| What is asked |
All lines from the one with "What does this" to the end need to be copied exactly, with nothing before them.

| Provided records |
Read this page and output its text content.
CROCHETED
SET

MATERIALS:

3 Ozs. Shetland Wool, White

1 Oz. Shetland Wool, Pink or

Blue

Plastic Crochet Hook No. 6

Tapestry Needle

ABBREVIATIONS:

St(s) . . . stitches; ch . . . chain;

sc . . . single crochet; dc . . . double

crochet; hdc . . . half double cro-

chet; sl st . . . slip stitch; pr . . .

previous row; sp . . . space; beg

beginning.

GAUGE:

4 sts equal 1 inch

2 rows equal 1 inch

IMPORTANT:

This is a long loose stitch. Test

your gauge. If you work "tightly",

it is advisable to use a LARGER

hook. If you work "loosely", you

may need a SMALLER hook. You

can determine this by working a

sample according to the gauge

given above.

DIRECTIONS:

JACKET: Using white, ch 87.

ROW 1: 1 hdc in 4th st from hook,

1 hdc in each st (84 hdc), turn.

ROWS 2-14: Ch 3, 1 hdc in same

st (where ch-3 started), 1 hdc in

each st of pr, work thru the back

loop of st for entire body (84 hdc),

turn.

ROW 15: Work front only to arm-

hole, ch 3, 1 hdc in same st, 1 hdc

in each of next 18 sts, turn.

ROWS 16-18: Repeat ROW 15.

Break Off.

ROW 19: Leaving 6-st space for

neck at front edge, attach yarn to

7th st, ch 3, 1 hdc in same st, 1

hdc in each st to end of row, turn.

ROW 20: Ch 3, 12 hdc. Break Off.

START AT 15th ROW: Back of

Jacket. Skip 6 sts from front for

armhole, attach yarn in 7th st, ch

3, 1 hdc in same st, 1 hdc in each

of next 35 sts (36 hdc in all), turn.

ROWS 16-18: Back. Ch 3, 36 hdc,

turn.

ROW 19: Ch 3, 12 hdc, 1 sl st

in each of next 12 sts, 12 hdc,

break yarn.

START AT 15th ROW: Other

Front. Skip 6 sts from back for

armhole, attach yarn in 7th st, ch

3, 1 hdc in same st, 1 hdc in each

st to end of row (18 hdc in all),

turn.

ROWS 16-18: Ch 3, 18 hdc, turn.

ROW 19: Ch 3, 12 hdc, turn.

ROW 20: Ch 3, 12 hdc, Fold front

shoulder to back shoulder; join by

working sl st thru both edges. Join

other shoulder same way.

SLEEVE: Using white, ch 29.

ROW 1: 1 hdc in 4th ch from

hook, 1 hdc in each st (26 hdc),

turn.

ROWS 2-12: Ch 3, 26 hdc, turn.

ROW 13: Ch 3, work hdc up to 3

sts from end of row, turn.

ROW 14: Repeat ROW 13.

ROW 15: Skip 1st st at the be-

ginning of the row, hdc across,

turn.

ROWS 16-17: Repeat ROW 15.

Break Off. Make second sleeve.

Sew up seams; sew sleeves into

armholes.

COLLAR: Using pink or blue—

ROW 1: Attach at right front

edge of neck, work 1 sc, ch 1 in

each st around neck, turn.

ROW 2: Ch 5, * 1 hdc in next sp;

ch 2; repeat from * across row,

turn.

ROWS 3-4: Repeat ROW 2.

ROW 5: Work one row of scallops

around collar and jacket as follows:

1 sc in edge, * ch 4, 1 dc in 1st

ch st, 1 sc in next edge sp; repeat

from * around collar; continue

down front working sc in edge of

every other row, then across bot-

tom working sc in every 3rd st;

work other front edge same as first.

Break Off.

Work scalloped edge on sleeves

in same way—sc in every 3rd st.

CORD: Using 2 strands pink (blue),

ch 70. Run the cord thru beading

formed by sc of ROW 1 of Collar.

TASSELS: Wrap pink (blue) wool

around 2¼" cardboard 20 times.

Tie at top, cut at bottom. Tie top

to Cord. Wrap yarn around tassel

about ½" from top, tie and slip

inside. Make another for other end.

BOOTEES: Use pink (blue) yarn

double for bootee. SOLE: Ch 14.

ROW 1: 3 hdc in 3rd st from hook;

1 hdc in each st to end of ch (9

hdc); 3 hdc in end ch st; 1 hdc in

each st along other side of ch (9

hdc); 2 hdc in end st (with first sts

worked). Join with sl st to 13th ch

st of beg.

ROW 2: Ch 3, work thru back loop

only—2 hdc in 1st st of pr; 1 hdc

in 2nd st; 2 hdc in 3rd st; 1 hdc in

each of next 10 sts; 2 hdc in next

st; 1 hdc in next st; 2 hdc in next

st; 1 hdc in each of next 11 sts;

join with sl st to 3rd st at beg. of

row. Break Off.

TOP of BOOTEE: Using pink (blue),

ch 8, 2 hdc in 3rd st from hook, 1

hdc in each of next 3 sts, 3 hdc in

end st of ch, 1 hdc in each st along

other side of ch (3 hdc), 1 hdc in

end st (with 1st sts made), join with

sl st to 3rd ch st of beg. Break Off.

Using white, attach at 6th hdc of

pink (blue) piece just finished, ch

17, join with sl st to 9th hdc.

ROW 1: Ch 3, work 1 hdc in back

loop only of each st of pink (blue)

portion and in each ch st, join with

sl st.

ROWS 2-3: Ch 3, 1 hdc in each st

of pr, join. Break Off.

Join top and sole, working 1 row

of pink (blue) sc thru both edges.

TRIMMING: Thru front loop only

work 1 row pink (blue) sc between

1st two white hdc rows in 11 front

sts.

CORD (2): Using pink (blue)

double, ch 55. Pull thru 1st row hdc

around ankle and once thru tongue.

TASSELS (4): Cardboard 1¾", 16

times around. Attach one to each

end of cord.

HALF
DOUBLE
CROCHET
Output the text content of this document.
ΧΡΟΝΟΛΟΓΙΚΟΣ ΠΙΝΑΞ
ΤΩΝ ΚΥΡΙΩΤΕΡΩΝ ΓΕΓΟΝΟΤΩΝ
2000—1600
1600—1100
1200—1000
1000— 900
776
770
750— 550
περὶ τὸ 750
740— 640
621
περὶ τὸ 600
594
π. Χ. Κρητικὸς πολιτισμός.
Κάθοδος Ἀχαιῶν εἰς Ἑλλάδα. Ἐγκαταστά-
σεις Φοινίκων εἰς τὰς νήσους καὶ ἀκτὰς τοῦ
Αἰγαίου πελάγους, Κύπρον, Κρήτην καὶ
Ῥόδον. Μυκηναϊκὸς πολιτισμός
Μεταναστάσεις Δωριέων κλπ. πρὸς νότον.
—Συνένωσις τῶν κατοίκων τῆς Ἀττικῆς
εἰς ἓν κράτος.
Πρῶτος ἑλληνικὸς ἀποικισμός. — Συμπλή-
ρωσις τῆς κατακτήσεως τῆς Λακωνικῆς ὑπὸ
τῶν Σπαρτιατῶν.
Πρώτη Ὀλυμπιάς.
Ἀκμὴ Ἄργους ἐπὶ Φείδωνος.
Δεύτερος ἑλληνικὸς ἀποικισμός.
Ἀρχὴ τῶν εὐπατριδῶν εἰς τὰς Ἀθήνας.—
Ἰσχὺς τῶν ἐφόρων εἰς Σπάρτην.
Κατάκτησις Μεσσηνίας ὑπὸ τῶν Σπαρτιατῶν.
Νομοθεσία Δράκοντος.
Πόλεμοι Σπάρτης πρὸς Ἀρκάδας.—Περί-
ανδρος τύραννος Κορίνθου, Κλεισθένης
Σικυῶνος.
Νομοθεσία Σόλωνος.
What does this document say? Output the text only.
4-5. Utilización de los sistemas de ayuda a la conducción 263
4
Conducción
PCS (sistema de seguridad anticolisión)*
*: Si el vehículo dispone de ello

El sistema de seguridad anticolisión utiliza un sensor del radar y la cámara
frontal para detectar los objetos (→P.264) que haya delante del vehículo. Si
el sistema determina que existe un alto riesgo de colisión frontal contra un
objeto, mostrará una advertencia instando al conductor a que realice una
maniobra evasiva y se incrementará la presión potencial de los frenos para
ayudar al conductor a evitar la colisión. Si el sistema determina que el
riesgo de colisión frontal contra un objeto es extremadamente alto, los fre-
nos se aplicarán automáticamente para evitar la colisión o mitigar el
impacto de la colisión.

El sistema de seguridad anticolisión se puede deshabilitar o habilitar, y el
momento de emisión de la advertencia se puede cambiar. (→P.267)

| Completed exercise |
What does this document say? Output the text only.
4-5. Utilización de los sistemas de ayuda a la conducción 263
4
Conducción
PCS (sistema de seguridad anticolisión)*
*: Si el vehículo dispone de ello

El sistema de seguridad anticolisión utiliza un sensor del radar y la cámara
frontal para detectar los objetos (→P.264) que haya delante del vehículo. Si
el sistema determina que existe un alto riesgo de colisión frontal contra un
objeto, mostrará una advertencia instando al conductor a que realice una
maniobra evasiva y se incrementará la presión potencial de los frenos para
ayudar al conductor a evitar la colisión. Si el sistema determina que el
riesgo de colisión frontal contra un objeto es extremadamente alto, los fre-
nos se aplicarán automáticamente para evitar la colisión o mitigar el
impacto de la colisión.

El sistema de seguridad anticolisión se puede deshabilitar o habilitar, y el
momento de emisión de la advertencia se puede cambiar. (→P.267)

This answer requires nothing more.